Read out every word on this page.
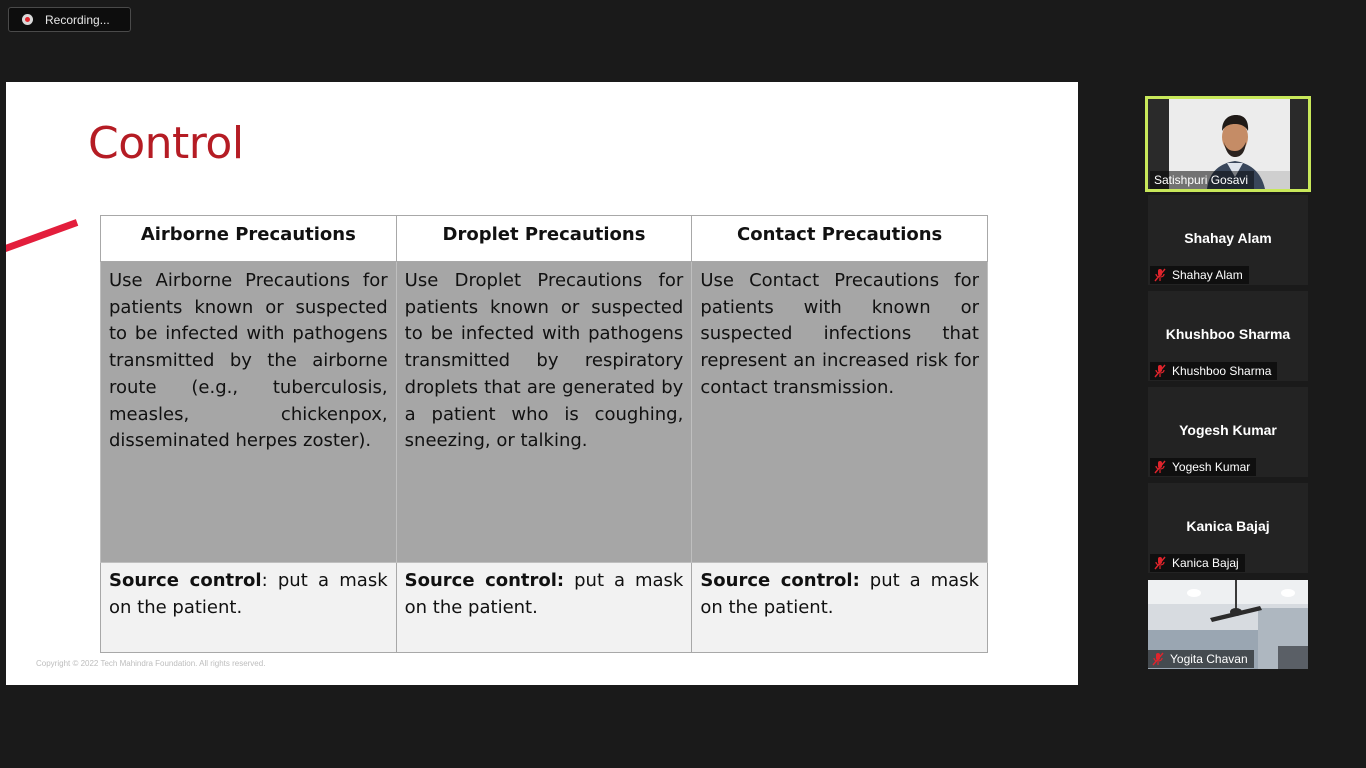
Recording...
Control
Airborne Precautions	Droplet Precautions	Contact Precautions
Use Airborne Precautions for patients known or suspected to be infected with pathogens transmitted by the airborne route (e.g., tuberculosis, measles, chickenpox, disseminated herpes zoster).	Use Droplet Precautions for patients known or suspected to be infected with pathogens transmitted by respiratory droplets that are generated by a patient who is coughing, sneezing, or talking.	Use Contact Precautions for patients with known or suspected infections that represent an increased risk for contact transmission.
Source control: put a mask on the patient.	Source control: put a mask on the patient.	Source control: put a mask on the patient.
Copyright © 2022 Tech Mahindra Foundation. All rights reserved.
Satishpuri Gosavi
Shahay Alam
Shahay Alam
Khushboo Sharma
Khushboo Sharma
Yogesh Kumar
Yogesh Kumar
Kanica Bajaj
Kanica Bajaj
Yogita Chavan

# What is needed
Restate the entries word for word, though any image they contain should not appear.

# Result
Read out every word on this page.
Recording...
Control
Airborne Precautions	Droplet Precautions	Contact Precautions
Use Airborne Precautions for patients known or suspected to be infected with pathogens transmitted by the airborne route (e.g., tuberculosis, measles, chickenpox, disseminated herpes zoster).	Use Droplet Precautions for patients known or suspected to be infected with pathogens transmitted by respiratory droplets that are generated by a patient who is coughing, sneezing, or talking.	Use Contact Precautions for patients with known or suspected infections that represent an increased risk for contact transmission.
Source control: put a mask on the patient.	Source control: put a mask on the patient.	Source control: put a mask on the patient.
Copyright © 2022 Tech Mahindra Foundation. All rights reserved.
Satishpuri Gosavi
Shahay Alam
Shahay Alam
Khushboo Sharma
Khushboo Sharma
Yogesh Kumar
Yogesh Kumar
Kanica Bajaj
Kanica Bajaj
Yogita Chavan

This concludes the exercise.